--- The input ---

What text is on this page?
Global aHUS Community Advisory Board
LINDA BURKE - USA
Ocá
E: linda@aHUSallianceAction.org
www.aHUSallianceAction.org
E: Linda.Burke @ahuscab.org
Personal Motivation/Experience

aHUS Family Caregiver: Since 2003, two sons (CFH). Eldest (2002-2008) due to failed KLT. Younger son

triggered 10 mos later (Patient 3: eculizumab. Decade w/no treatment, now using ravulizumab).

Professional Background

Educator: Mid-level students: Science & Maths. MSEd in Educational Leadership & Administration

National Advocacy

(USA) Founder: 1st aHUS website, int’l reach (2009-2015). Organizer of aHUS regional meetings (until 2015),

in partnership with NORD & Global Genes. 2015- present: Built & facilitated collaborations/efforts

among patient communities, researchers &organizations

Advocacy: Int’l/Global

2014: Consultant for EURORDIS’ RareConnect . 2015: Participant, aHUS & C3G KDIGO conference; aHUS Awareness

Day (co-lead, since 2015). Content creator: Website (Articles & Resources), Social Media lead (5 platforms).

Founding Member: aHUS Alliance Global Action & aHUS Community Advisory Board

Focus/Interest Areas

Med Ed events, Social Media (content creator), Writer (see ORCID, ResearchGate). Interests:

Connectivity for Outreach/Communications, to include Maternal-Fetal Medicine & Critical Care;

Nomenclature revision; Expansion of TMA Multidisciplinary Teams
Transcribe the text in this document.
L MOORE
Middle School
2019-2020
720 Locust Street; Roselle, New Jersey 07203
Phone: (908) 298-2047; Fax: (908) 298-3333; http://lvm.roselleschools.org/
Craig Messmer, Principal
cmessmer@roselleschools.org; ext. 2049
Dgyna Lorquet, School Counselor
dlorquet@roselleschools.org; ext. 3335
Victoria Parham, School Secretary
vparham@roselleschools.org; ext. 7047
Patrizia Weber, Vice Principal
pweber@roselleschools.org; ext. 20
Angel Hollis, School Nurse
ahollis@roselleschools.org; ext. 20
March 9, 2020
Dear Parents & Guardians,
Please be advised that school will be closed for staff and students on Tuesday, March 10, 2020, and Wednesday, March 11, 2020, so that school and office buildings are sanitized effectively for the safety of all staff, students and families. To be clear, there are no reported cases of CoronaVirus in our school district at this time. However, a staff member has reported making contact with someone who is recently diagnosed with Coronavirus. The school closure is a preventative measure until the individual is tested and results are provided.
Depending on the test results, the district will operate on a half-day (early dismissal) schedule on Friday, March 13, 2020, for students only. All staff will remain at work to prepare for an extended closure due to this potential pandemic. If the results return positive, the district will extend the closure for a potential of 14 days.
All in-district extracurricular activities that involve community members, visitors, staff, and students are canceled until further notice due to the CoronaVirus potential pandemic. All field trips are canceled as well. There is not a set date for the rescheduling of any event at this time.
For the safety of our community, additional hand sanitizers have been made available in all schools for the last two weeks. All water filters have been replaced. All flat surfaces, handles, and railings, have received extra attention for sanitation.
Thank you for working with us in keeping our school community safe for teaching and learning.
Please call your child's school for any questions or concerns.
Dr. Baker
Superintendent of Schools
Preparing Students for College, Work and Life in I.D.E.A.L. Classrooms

---

**Exercise goal**.
Return all of the material verbatim, with no line left out.

**Result of this exercise**.
What text is on this page?
Global aHUS Community Advisory Board
LINDA BURKE - USA
Ocá
E: linda@aHUSallianceAction.org
www.aHUSallianceAction.org
E: Linda.Burke @ahuscab.org
Personal Motivation/Experience

aHUS Family Caregiver: Since 2003, two sons (CFH). Eldest (2002-2008) due to failed KLT. Younger son

triggered 10 mos later (Patient 3: eculizumab. Decade w/no treatment, now using ravulizumab).

Professional Background

Educator: Mid-level students: Science & Maths. MSEd in Educational Leadership & Administration

National Advocacy

(USA) Founder: 1st aHUS website, int’l reach (2009-2015). Organizer of aHUS regional meetings (until 2015),

in partnership with NORD & Global Genes. 2015- present: Built & facilitated collaborations/efforts

among patient communities, researchers &organizations

Advocacy: Int’l/Global

2014: Consultant for EURORDIS’ RareConnect . 2015: Participant, aHUS & C3G KDIGO conference; aHUS Awareness

Day (co-lead, since 2015). Content creator: Website (Articles & Resources), Social Media lead (5 platforms).

Founding Member: aHUS Alliance Global Action & aHUS Community Advisory Board

Focus/Interest Areas

Med Ed events, Social Media (content creator), Writer (see ORCID, ResearchGate). Interests:

Connectivity for Outreach/Communications, to include Maternal-Fetal Medicine & Critical Care;

Nomenclature revision; Expansion of TMA Multidisciplinary Teams
Transcribe the text in this document.
L MOORE
Middle School
2019-2020
720 Locust Street; Roselle, New Jersey 07203
Phone: (908) 298-2047; Fax: (908) 298-3333; http://lvm.roselleschools.org/
Craig Messmer, Principal
cmessmer@roselleschools.org; ext. 2049
Dgyna Lorquet, School Counselor
dlorquet@roselleschools.org; ext. 3335
Victoria Parham, School Secretary
vparham@roselleschools.org; ext. 7047
Patrizia Weber, Vice Principal
pweber@roselleschools.org; ext. 20
Angel Hollis, School Nurse
ahollis@roselleschools.org; ext. 20
March 9, 2020
Dear Parents & Guardians,
Please be advised that school will be closed for staff and students on Tuesday, March 10, 2020, and Wednesday, March 11, 2020, so that school and office buildings are sanitized effectively for the safety of all staff, students and families. To be clear, there are no reported cases of CoronaVirus in our school district at this time. However, a staff member has reported making contact with someone who is recently diagnosed with Coronavirus. The school closure is a preventative measure until the individual is tested and results are provided.
Depending on the test results, the district will operate on a half-day (early dismissal) schedule on Friday, March 13, 2020, for students only. All staff will remain at work to prepare for an extended closure due to this potential pandemic. If the results return positive, the district will extend the closure for a potential of 14 days.
All in-district extracurricular activities that involve community members, visitors, staff, and students are canceled until further notice due to the CoronaVirus potential pandemic. All field trips are canceled as well. There is not a set date for the rescheduling of any event at this time.
For the safety of our community, additional hand sanitizers have been made available in all schools for the last two weeks. All water filters have been replaced. All flat surfaces, handles, and railings, have received extra attention for sanitation.
Thank you for working with us in keeping our school community safe for teaching and learning.
Please call your child's school for any questions or concerns.
Dr. Baker
Superintendent of Schools
Preparing Students for College, Work and Life in I.D.E.A.L. Classrooms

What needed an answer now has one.